TASK TO CARRY OUT: Locate the string "устранение" in the records below. Copy every line where it occurs.
Start of SUPPLIED MATERIAL
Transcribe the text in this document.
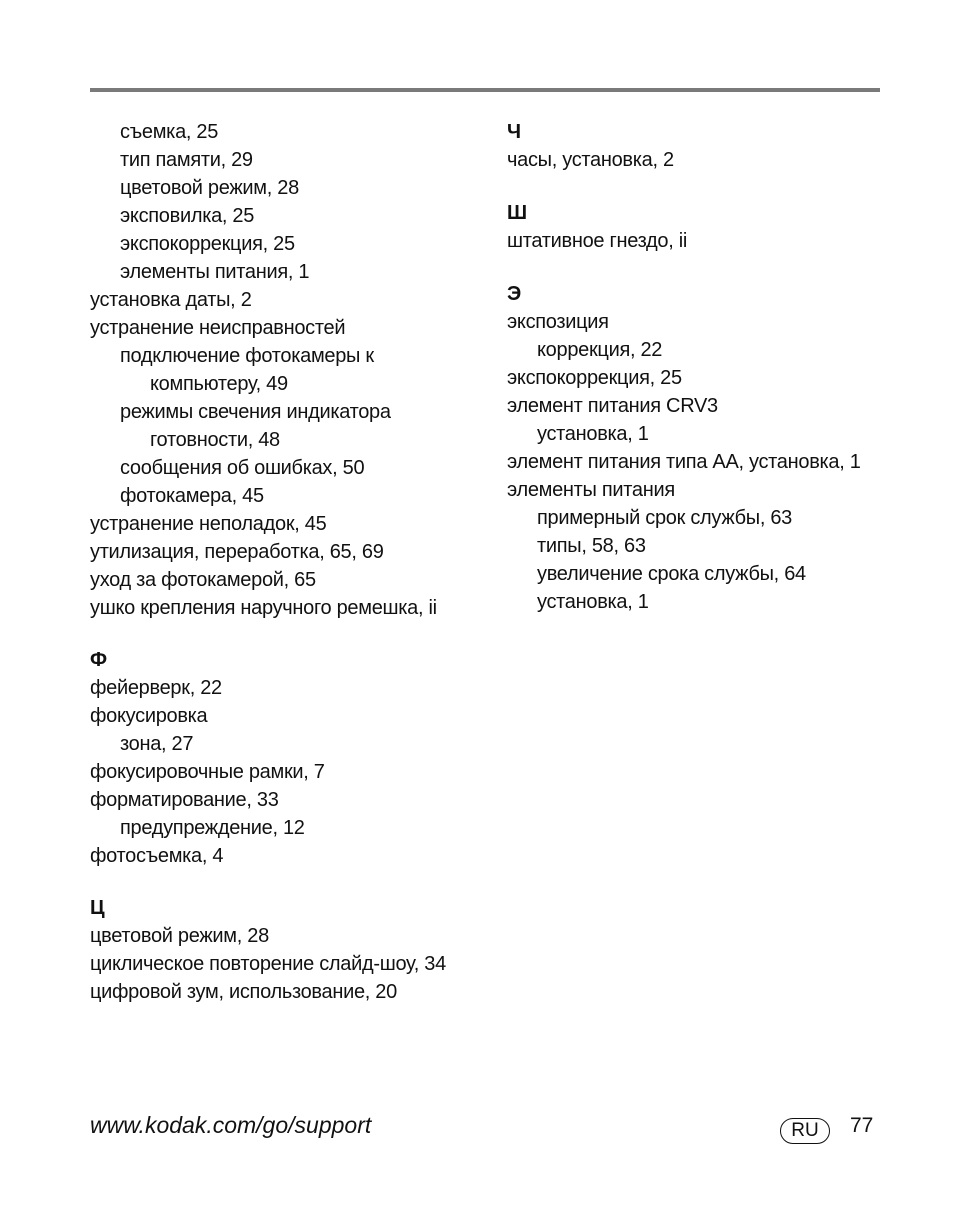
съемка, 25
тип памяти, 29
цветовой режим, 28
эксповилка, 25
экспокоррекция, 25
элементы питания, 1
установка даты, 2
устранение неисправностей
подключение фотокамеры к
компьютеру, 49
режимы свечения индикатора
готовности, 48
сообщения об ошибках, 50
фотокамера, 45
устранение неполадок, 45
утилизация, переработка, 65, 69
уход за фотокамерой, 65
ушко крепления наручного ремешка, ii
Ф
фейерверк, 22
фокусировка
зона, 27
фокусировочные рамки, 7
форматирование, 33
предупреждение, 12
фотосъемка, 4
Ц
цветовой режим, 28
циклическое повторение слайд-шоу, 34
цифровой зум, использование, 20
Ч
часы, установка, 2
Ш
штативное гнездо, ii
Э
экспозиция
коррекция, 22
экспокоррекция, 25
элемент питания CRV3
установка, 1
элемент питания типа AA, установка, 1
элементы питания
примерный срок службы, 63
типы, 58, 63
увеличение срока службы, 64
установка, 1
www.kodak.com/go/support	RU	77
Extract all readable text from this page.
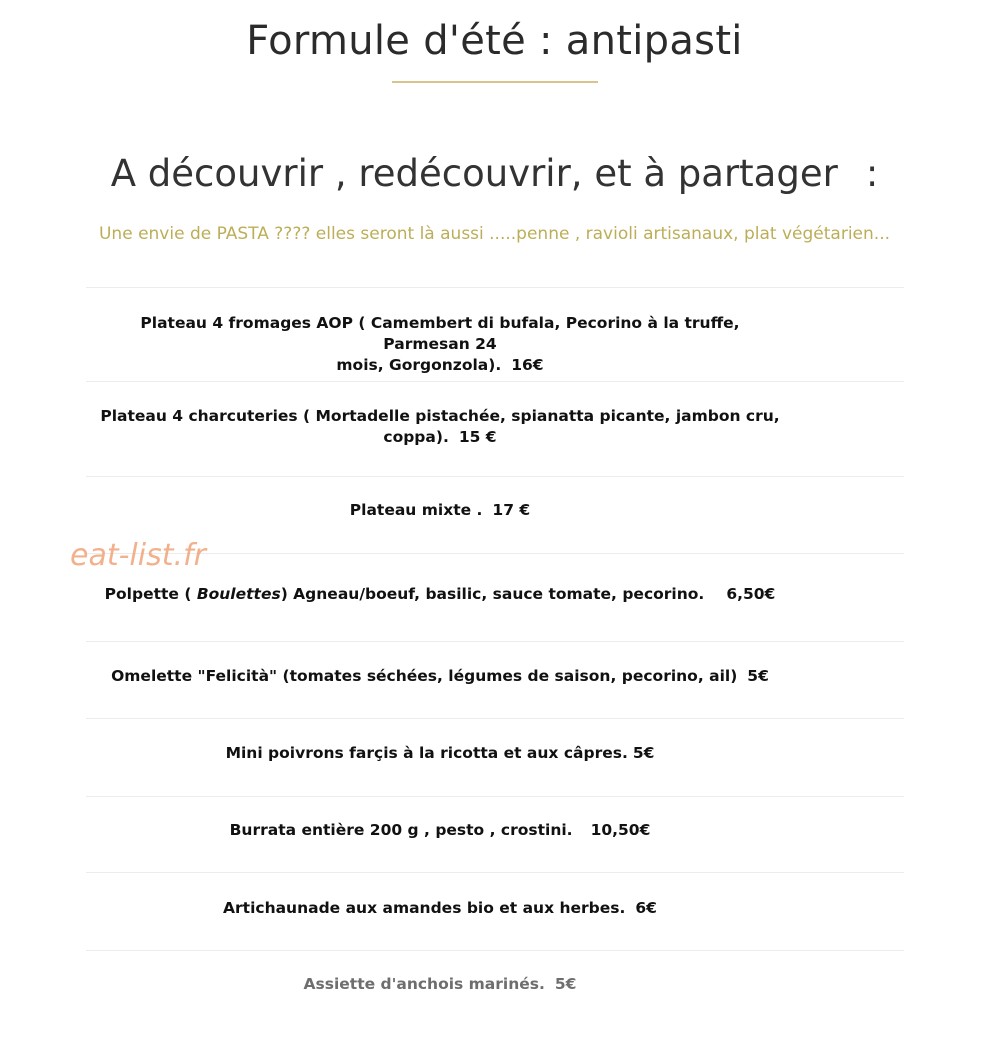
Formule d'été : antipasti
A découvrir , redécouvrir, et à partager :
Une envie de PASTA ???? elles seront là aussi .....penne , ravioli artisanaux, plat végétarien...
Plateau 4 fromages AOP ( Camembert di bufala, Pecorino à la truffe, Parmesan 24
mois, Gorgonzola). 16€
Plateau 4 charcuteries ( Mortadelle pistachée, spianatta picante, jambon cru,
coppa). 15 €
Plateau mixte . 17 €
eat-list.fr
Polpette ( Boulettes) Agneau/boeuf, basilic, sauce tomate, pecorino. 6,50€
Omelette "Felicità" (tomates séchées, légumes de saison, pecorino, ail) 5€
Mini poivrons farçis à la ricotta et aux câpres. 5€
Burrata entière 200 g , pesto , crostini. 10,50€
Artichaunade aux amandes bio et aux herbes. 6€
Assiette d'anchois marinés. 5€
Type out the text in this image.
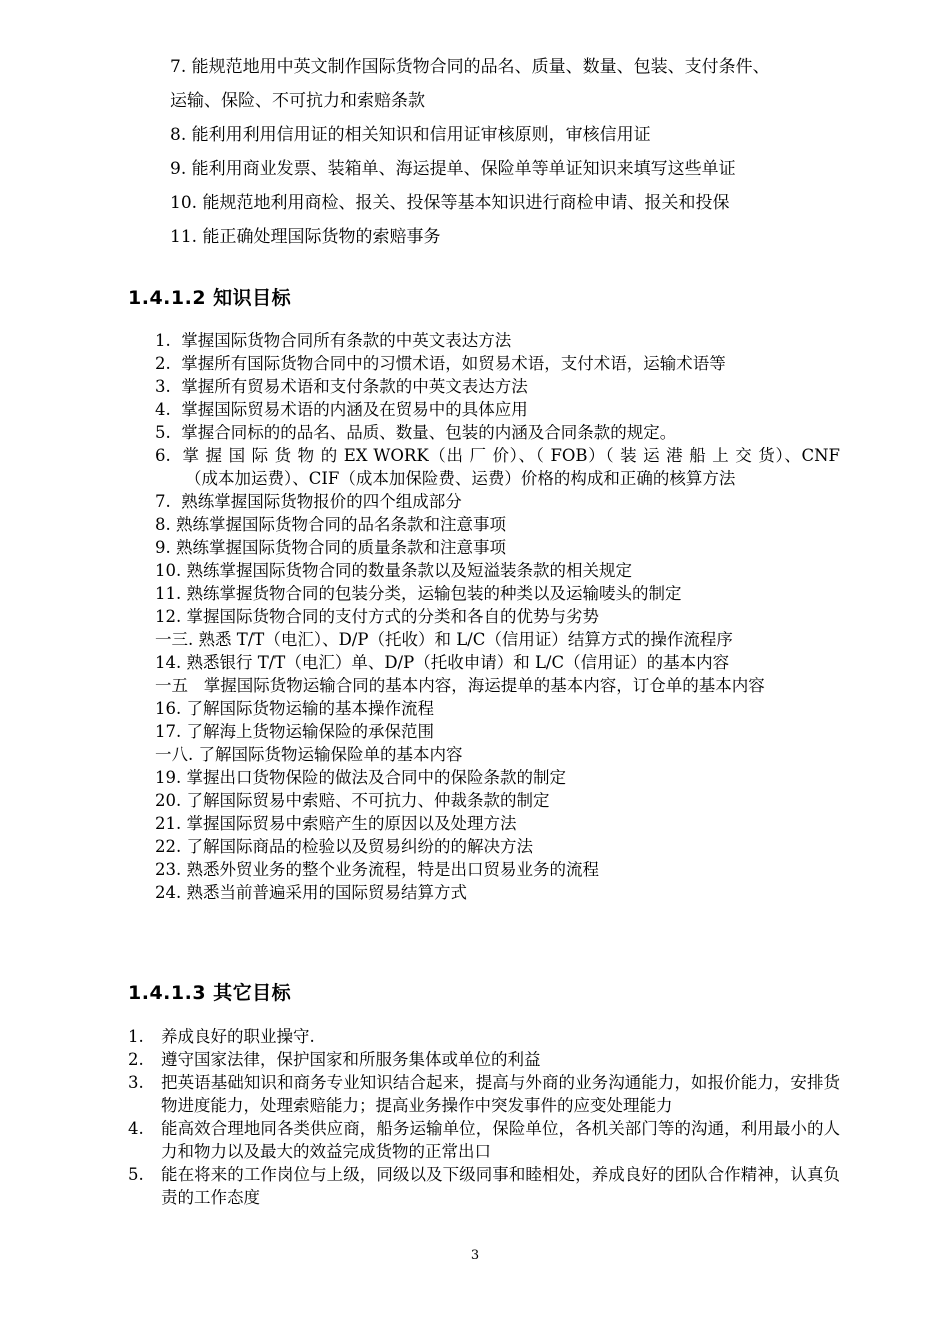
7. 能规范地用中英文制作国际货物合同的品名、质量、数量、包装、支付条件、
运输、保险、不可抗力和索赔条款
8. 能利用利用信用证的相关知识和信用证审核原则，审核信用证
9. 能利用商业发票、装箱单、海运提单、保险单等单证知识来填写这些单证
10. 能规范地利用商检、报关、投保等基本知识进行商检申请、报关和投保
11. 能正确处理国际货物的索赔事务
1.4.1.2 知识目标
1. 掌握国际货物合同所有条款的中英文表达方法
2. 掌握所有国际货物合同中的习惯术语，如贸易术语，支付术语，运输术语等
3. 掌握所有贸易术语和支付条款的中英文表达方法
4. 掌握国际贸易术语的内涵及在贸易中的具体应用
5. 掌握合同标的的品名、品质、数量、包装的内涵及合同条款的规定。
6. 掌 握 国 际 货 物 的 EX WORK（出 厂 价）、（ FOB）（ 装 运 港 船 上 交 货）、CNF（成本加运费）、CIF（成本加保险费、运费）价格的构成和正确的核算方法
7. 熟练掌握国际货物报价的四个组成部分
8. 熟练掌握国际货物合同的品名条款和注意事项
9. 熟练掌握国际货物合同的质量条款和注意事项
10. 熟练掌握国际货物合同的数量条款以及短溢装条款的相关规定
11. 熟练掌握货物合同的包装分类，运输包装的种类以及运输唛头的制定
12. 掌握国际货物合同的支付方式的分类和各自的优势与劣势
一三. 熟悉 T/T（电汇）、D/P（托收）和 L/C（信用证）结算方式的操作流程序
14. 熟悉银行 T/T（电汇）单、D/P（托收申请）和 L/C（信用证）的基本内容
一五 掌握国际货物运输合同的基本内容，海运提单的基本内容，订仓单的基本内容
16. 了解国际货物运输的基本操作流程
17. 了解海上货物运输保险的承保范围
一八. 了解国际货物运输保险单的基本内容
19. 掌握出口货物保险的做法及合同中的保险条款的制定
20. 了解国际贸易中索赔、不可抗力、仲裁条款的制定
21. 掌握国际贸易中索赔产生的原因以及处理方法
22. 了解国际商品的检验以及贸易纠纷的的解决方法
23. 熟悉外贸业务的整个业务流程，特是出口贸易业务的流程
24. 熟悉当前普遍采用的国际贸易结算方式
1.4.1.3 其它目标
1.	养成良好的职业操守.
2.	遵守国家法律，保护国家和所服务集体或单位的利益
3.	把英语基础知识和商务专业知识结合起来，提高与外商的业务沟通能力，如报价能力，安排货物进度能力，处理索赔能力；提高业务操作中突发事件的应变处理能力
4.	能高效合理地同各类供应商，船务运输单位，保险单位，各机关部门等的沟通，利用最小的人力和物力以及最大的效益完成货物的正常出口
5.	能在将来的工作岗位与上级，同级以及下级同事和睦相处，养成良好的团队合作精神，认真负责的工作态度
3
End of SUPPLIED MATERIAL
SOLUTION FOR THIS EXERCISE:
устранение неисправностей
устранение неполадок, 45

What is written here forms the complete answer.